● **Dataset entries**
- - - - - - -

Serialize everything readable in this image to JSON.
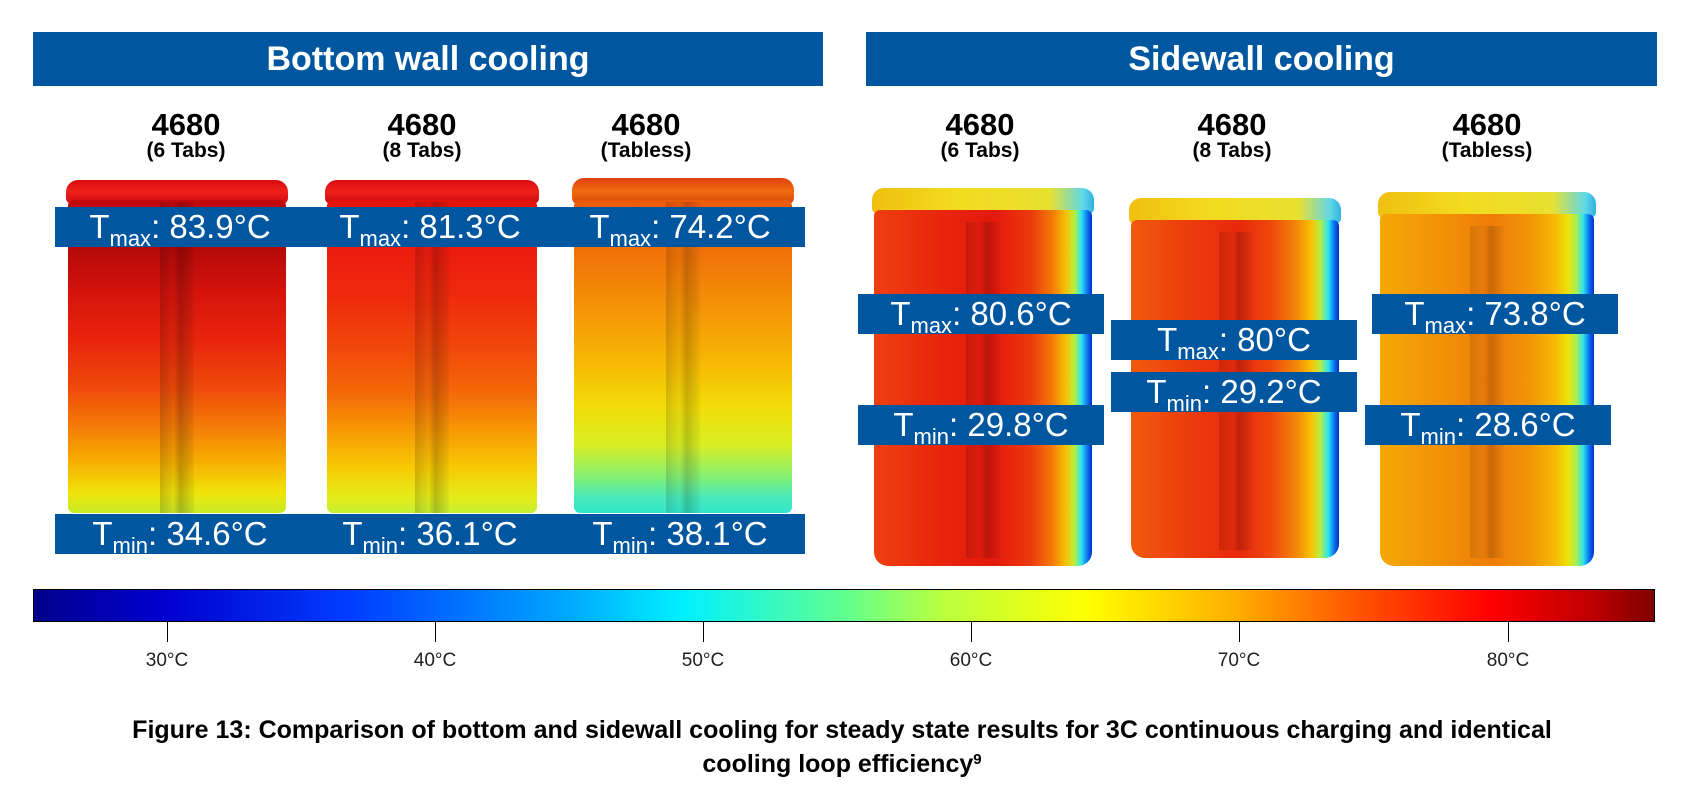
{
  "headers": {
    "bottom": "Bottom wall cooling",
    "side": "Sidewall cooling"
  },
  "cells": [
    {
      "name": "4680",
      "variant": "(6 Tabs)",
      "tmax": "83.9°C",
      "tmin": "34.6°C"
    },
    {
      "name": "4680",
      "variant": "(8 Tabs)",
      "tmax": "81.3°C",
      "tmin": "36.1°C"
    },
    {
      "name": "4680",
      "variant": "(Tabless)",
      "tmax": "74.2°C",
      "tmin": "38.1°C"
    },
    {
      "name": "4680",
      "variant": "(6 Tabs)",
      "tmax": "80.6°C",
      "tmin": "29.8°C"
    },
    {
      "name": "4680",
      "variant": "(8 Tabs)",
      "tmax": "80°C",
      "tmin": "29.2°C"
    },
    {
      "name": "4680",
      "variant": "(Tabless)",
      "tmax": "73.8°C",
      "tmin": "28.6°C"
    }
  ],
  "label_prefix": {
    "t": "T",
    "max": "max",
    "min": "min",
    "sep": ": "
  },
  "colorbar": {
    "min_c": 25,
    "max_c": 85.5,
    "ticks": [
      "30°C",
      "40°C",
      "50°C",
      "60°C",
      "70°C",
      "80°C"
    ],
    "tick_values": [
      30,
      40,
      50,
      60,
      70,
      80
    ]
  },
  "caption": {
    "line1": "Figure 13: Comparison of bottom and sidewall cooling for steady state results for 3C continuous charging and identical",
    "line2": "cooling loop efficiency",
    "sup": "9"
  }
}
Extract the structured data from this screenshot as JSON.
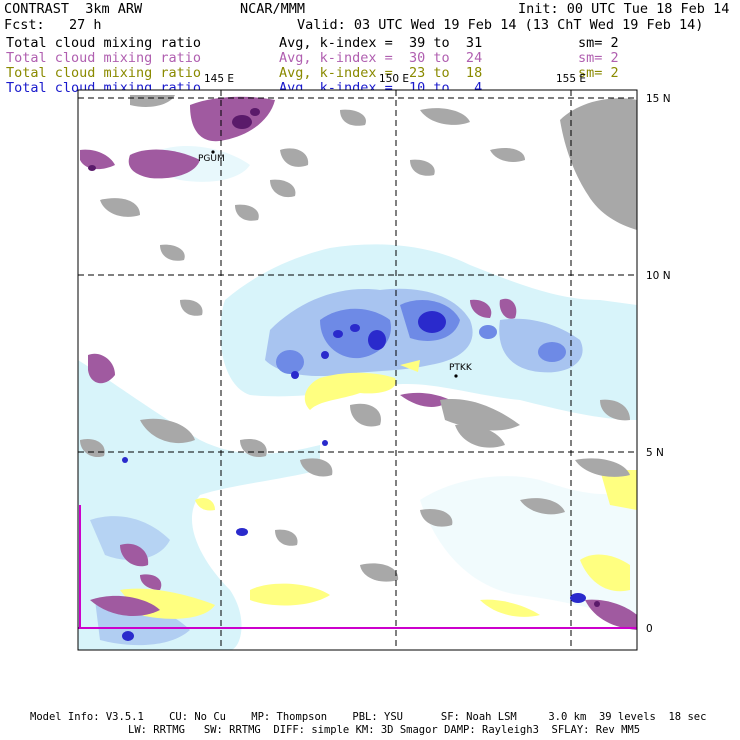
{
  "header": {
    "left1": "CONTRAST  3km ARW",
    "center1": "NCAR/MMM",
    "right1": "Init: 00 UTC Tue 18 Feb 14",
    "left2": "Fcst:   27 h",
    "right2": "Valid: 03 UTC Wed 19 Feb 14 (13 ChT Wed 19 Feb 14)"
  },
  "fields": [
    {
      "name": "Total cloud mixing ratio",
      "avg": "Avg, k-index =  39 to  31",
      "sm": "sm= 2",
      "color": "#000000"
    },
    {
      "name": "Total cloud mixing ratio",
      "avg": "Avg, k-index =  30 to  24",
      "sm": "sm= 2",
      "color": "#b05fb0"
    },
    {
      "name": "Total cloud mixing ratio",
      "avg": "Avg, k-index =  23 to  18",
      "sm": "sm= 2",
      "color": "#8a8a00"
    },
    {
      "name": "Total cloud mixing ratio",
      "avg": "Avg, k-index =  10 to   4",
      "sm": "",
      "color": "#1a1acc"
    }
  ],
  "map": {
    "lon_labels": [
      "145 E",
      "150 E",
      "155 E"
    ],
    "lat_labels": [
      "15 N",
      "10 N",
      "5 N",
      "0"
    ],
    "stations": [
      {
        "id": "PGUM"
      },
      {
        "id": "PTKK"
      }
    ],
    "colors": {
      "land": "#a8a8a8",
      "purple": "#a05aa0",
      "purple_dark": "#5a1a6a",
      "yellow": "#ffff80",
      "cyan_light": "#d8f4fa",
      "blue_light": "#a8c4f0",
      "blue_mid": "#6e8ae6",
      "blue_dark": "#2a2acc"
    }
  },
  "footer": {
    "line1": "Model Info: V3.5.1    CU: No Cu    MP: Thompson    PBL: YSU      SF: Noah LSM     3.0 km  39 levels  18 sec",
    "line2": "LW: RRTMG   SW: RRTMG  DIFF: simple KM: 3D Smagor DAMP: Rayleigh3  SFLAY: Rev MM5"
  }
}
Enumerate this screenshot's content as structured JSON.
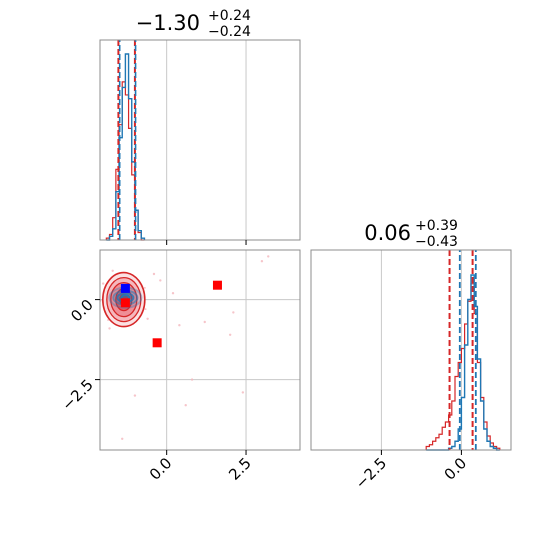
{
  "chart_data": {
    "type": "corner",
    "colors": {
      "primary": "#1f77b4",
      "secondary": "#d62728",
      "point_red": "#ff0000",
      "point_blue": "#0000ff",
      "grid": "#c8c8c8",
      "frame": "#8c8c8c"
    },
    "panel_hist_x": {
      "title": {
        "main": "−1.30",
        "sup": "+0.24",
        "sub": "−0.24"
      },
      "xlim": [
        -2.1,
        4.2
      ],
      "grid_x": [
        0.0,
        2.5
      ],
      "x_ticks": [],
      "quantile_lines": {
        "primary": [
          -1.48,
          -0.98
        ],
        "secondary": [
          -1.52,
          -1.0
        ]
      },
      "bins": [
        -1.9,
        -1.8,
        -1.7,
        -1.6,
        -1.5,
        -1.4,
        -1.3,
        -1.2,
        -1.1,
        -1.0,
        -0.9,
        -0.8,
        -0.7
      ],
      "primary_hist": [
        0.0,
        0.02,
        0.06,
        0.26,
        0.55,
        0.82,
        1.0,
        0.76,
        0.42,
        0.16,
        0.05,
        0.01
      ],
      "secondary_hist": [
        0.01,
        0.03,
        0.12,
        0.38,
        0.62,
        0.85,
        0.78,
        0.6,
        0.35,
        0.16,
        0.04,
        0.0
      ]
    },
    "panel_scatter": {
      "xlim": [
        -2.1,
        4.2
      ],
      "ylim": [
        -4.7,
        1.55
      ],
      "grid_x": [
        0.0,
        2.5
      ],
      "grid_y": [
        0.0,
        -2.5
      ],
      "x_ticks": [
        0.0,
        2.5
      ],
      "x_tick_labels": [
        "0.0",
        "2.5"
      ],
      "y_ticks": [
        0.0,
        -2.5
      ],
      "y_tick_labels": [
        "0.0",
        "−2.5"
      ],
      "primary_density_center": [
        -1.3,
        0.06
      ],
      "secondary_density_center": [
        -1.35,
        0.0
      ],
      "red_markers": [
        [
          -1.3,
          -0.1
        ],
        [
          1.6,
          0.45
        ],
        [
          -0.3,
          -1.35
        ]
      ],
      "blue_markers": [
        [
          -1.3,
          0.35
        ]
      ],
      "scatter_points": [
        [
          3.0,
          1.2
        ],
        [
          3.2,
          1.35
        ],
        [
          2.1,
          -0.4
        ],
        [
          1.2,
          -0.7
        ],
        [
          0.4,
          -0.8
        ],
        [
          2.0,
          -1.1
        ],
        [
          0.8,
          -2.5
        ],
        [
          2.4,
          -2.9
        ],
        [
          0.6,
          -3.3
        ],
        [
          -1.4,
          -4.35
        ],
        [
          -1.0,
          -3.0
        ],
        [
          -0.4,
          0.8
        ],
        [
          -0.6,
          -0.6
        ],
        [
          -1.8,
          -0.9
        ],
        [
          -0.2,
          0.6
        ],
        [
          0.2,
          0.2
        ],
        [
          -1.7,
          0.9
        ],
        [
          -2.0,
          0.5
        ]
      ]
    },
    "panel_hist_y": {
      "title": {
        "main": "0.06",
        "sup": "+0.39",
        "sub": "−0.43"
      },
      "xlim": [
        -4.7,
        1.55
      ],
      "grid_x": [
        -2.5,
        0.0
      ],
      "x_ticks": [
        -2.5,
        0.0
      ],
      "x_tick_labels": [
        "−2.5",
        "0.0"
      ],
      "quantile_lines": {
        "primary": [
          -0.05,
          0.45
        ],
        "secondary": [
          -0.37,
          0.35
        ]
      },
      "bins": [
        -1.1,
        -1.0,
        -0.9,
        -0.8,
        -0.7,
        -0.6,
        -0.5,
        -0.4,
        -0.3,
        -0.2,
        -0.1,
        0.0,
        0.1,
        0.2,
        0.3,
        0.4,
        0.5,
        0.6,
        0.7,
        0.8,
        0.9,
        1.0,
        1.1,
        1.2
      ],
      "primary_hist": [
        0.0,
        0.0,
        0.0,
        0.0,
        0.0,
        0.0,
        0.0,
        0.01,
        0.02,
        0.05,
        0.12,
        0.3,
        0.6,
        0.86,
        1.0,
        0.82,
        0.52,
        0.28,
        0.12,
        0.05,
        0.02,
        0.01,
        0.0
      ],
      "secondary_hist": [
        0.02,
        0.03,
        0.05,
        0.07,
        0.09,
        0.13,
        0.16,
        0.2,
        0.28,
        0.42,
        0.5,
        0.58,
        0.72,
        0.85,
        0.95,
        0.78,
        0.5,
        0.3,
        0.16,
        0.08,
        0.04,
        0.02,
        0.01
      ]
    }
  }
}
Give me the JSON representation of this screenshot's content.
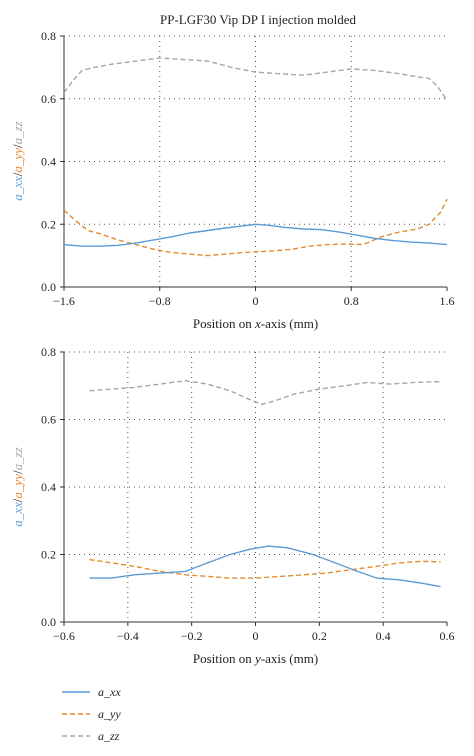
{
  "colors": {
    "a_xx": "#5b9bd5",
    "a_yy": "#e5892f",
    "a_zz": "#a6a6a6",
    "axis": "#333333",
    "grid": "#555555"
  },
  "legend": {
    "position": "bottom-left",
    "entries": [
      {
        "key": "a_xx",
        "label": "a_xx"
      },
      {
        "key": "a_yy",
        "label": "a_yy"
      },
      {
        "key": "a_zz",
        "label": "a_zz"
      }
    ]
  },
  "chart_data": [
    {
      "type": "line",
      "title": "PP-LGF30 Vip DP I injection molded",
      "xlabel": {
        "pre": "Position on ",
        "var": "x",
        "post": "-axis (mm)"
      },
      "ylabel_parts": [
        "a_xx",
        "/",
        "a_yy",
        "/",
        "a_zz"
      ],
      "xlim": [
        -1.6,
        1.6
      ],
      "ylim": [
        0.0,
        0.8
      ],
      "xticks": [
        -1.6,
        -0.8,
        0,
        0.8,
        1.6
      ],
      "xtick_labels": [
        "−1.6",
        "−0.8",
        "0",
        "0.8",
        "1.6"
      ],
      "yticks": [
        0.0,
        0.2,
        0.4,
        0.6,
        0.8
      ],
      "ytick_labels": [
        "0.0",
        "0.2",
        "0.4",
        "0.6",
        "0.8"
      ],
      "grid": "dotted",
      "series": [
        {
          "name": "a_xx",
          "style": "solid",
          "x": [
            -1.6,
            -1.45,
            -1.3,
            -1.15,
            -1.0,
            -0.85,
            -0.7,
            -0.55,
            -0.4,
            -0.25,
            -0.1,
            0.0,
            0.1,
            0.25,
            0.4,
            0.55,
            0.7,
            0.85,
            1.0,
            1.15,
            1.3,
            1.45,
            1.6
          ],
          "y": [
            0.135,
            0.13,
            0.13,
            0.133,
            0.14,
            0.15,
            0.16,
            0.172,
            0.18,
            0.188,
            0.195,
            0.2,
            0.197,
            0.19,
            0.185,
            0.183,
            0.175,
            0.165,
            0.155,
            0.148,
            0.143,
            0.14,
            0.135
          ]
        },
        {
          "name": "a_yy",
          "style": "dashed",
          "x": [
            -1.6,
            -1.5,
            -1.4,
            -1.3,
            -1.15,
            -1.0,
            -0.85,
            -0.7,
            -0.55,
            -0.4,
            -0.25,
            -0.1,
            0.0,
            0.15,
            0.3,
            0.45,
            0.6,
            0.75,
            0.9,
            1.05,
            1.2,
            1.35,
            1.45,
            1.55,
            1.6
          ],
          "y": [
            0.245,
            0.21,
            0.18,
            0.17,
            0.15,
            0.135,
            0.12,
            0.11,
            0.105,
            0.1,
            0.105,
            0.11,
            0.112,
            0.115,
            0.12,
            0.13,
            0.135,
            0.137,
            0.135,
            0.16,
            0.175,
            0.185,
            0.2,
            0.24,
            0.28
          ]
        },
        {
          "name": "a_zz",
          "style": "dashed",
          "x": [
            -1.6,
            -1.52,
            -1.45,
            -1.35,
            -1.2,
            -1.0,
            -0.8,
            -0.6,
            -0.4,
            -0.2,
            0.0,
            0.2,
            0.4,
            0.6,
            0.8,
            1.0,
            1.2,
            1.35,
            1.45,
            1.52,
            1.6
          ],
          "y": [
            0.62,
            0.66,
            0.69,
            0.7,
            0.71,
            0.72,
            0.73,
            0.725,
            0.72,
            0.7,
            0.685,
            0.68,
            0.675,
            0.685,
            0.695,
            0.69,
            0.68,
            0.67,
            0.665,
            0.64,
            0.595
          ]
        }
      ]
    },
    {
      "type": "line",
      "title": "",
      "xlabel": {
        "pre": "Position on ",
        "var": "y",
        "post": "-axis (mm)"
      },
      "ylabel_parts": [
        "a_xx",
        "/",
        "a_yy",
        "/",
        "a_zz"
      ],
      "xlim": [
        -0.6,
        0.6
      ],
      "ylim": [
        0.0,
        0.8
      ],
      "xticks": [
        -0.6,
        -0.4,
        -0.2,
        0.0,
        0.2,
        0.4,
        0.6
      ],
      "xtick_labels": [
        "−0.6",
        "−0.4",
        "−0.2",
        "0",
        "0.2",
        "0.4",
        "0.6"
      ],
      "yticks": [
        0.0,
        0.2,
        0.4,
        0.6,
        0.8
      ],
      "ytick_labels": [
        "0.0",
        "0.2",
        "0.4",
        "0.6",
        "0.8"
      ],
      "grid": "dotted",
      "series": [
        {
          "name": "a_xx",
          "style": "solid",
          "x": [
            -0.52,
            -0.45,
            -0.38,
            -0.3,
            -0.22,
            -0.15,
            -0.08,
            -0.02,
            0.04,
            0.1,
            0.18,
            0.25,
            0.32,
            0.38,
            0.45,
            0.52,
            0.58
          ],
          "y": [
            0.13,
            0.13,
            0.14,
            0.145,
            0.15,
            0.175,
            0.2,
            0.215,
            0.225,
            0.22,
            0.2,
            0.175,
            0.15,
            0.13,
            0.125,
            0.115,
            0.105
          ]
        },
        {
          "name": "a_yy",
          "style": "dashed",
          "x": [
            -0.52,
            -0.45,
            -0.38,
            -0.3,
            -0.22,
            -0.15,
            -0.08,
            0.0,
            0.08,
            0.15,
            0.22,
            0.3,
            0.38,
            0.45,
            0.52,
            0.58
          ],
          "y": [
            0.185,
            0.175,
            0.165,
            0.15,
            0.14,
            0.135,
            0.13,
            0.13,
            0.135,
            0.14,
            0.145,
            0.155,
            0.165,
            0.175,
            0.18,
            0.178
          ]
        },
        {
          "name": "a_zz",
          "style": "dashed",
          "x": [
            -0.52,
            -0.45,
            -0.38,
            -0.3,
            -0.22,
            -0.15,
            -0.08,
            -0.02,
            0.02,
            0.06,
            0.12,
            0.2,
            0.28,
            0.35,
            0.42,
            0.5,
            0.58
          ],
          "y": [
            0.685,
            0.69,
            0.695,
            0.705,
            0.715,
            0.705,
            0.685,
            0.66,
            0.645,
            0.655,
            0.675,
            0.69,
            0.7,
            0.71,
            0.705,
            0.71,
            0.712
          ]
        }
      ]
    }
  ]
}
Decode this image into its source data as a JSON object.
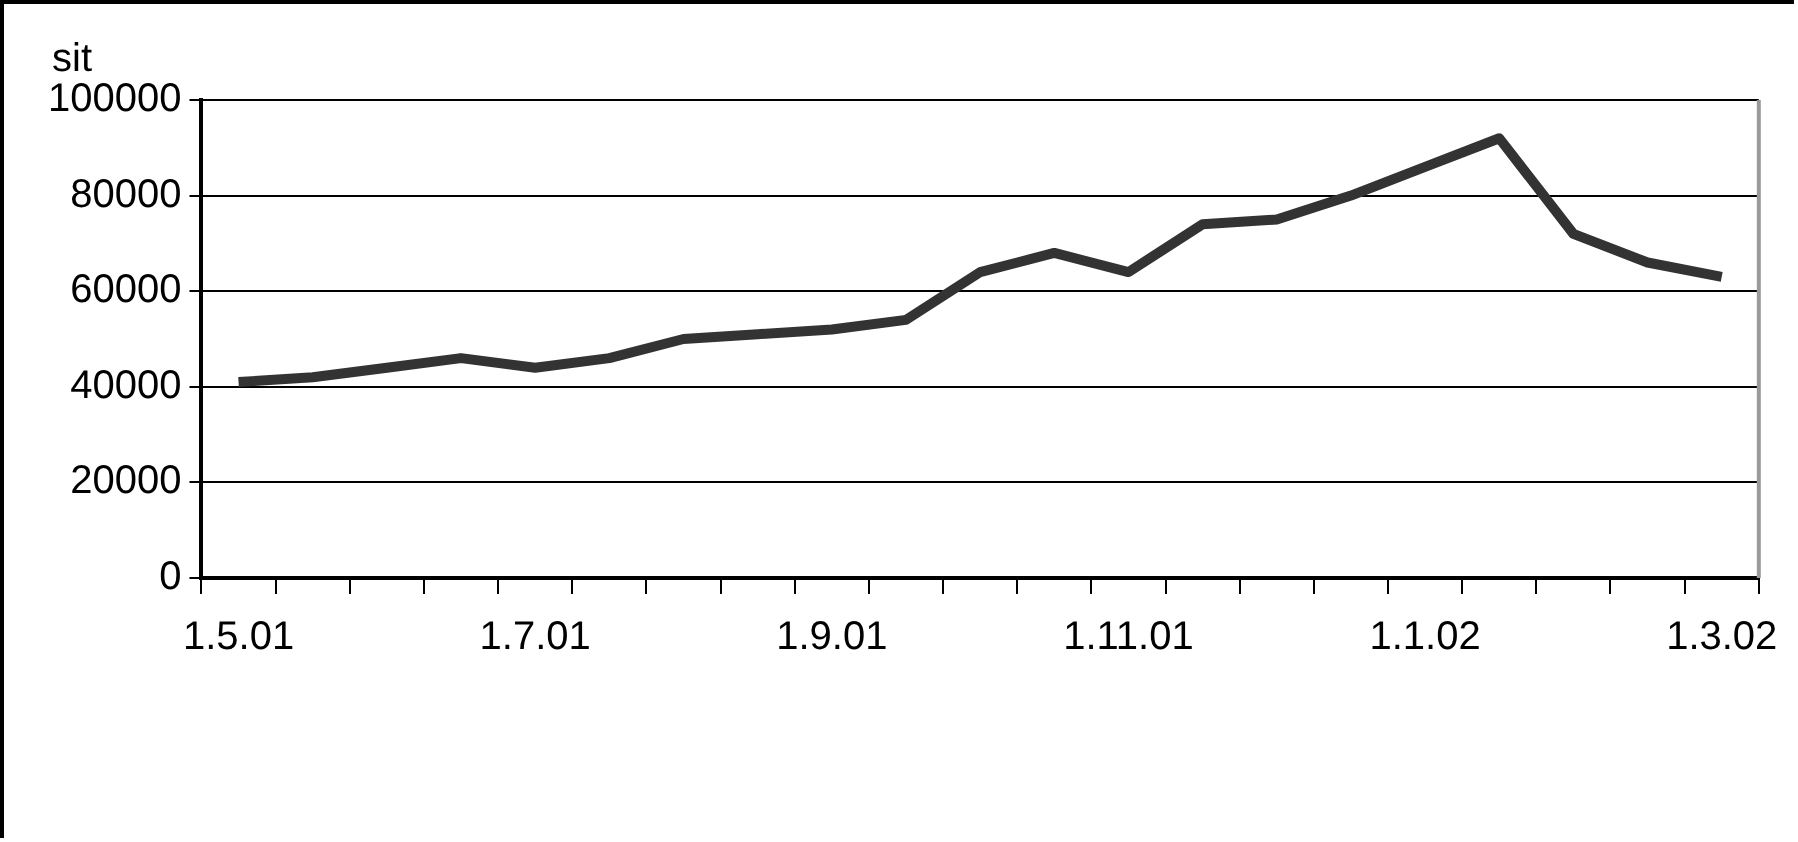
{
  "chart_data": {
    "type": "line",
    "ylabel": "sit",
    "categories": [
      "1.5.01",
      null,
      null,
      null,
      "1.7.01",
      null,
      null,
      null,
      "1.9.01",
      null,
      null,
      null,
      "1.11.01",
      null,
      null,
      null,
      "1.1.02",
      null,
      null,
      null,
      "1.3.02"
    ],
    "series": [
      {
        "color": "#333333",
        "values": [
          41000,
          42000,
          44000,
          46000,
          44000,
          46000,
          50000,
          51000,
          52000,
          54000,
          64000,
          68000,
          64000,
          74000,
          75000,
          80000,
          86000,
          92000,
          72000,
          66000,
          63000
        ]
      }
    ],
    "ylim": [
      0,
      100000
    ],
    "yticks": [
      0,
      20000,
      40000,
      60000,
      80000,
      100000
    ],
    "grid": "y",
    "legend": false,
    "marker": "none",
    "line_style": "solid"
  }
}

- - - - - - -

● **What you need to do**
Tally every line of the listing that holds the string "bottom", then give the number by itself.

● **Answer to this task**
3